> Source material
---

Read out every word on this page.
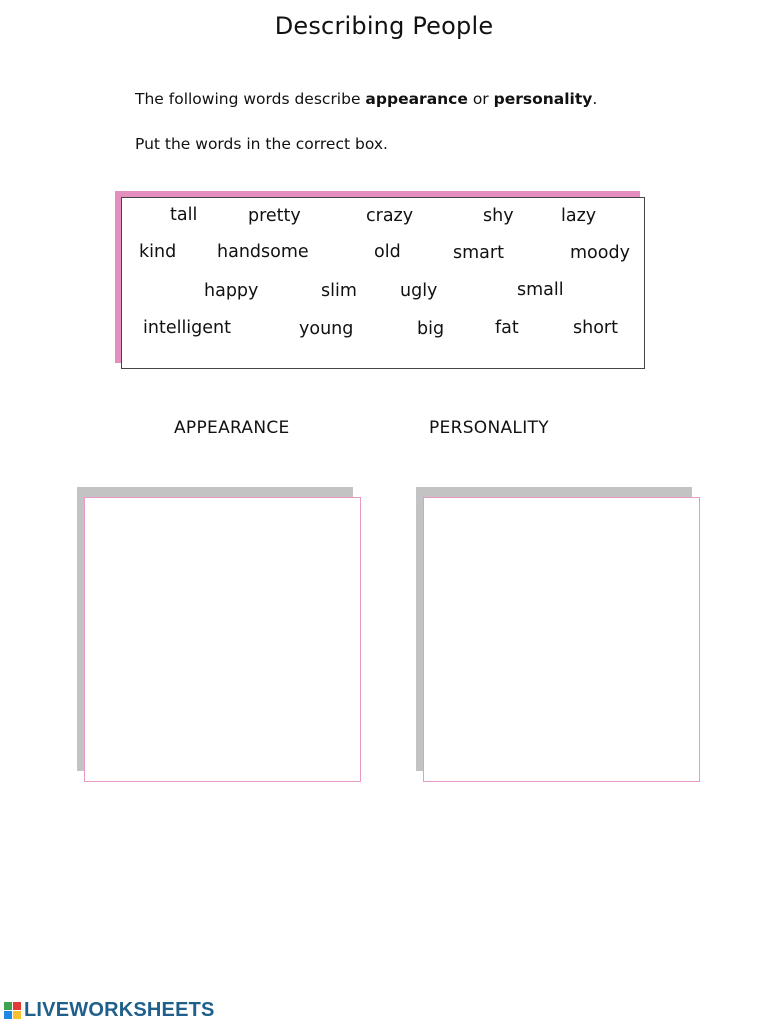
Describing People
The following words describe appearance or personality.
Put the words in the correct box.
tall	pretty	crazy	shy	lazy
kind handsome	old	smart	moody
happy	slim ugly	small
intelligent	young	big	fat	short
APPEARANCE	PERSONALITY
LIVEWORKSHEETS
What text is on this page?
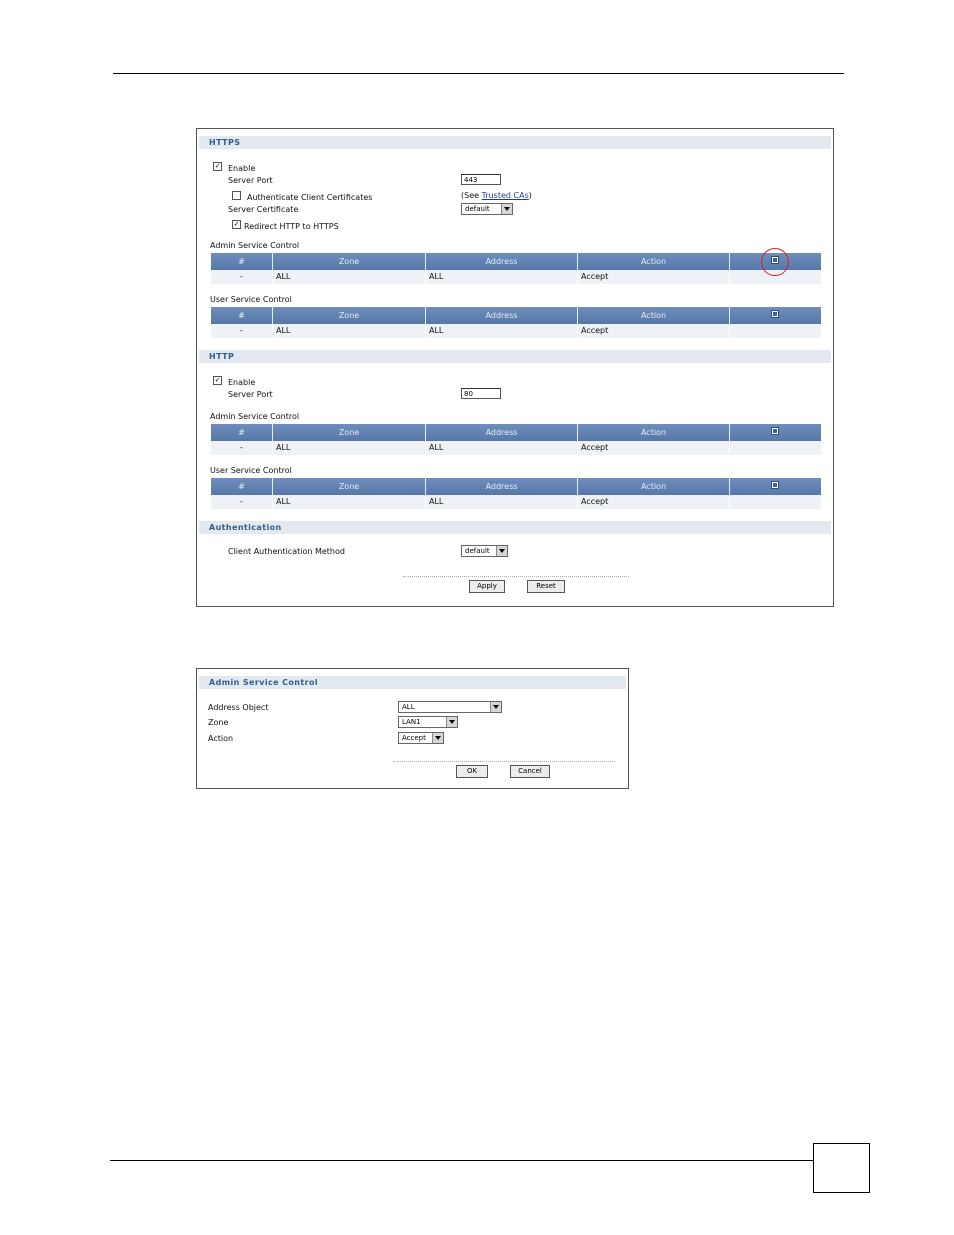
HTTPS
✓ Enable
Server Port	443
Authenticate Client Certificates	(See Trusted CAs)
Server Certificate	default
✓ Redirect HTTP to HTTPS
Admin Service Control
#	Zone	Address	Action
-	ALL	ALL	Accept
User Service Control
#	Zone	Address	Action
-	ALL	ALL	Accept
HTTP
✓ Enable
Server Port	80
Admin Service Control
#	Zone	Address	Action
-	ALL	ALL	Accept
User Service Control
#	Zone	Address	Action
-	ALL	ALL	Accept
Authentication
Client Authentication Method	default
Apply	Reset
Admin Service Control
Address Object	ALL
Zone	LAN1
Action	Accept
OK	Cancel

---

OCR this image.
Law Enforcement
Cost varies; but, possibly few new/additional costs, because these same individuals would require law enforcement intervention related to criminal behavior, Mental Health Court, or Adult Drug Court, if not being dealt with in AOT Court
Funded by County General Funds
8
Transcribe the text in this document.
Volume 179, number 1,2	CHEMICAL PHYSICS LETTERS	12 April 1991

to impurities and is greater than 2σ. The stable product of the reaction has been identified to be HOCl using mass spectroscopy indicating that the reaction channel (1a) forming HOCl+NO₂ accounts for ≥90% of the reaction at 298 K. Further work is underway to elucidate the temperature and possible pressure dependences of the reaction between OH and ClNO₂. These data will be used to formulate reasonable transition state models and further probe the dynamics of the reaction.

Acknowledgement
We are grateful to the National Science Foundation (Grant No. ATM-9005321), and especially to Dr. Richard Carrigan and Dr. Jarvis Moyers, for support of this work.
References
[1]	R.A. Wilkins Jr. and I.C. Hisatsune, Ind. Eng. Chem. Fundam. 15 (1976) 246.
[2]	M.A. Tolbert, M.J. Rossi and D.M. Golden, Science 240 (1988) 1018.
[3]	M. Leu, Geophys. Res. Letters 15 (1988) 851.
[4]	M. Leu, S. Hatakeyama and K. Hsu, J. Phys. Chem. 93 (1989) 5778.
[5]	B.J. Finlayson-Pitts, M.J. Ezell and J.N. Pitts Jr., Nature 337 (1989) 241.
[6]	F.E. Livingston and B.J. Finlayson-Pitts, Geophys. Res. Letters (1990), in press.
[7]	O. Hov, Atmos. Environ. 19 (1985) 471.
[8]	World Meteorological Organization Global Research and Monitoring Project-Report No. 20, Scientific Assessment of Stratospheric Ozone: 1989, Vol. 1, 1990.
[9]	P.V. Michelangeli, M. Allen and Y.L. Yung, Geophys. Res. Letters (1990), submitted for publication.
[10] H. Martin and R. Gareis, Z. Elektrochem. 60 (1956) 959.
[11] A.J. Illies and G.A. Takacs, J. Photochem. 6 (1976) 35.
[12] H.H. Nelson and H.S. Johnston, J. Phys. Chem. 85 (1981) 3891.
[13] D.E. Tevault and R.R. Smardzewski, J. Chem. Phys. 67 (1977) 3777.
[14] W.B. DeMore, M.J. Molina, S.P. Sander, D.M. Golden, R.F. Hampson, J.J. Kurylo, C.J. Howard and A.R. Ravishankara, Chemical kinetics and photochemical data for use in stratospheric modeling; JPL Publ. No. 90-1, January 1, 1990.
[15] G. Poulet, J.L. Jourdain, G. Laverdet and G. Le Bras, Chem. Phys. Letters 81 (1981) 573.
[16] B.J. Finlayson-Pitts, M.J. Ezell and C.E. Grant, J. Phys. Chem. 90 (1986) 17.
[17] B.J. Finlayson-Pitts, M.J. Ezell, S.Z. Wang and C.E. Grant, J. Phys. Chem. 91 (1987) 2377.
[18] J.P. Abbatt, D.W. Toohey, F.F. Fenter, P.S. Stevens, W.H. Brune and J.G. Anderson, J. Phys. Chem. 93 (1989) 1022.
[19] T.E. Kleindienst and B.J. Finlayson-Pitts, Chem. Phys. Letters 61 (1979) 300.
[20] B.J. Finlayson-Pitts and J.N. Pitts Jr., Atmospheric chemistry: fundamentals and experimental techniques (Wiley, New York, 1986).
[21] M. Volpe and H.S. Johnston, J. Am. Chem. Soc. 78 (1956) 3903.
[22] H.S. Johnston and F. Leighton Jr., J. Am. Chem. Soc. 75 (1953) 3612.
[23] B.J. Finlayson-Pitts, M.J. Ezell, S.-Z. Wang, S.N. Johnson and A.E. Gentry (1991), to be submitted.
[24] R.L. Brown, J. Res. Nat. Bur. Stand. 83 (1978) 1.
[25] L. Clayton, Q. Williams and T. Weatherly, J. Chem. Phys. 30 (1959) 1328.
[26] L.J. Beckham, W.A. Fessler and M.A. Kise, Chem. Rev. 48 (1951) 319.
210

---

> Task objective
Copy every line in the records above that contains the word "Server".

> Expected output
Server Port	443
Server Certificate	default
Server Port	80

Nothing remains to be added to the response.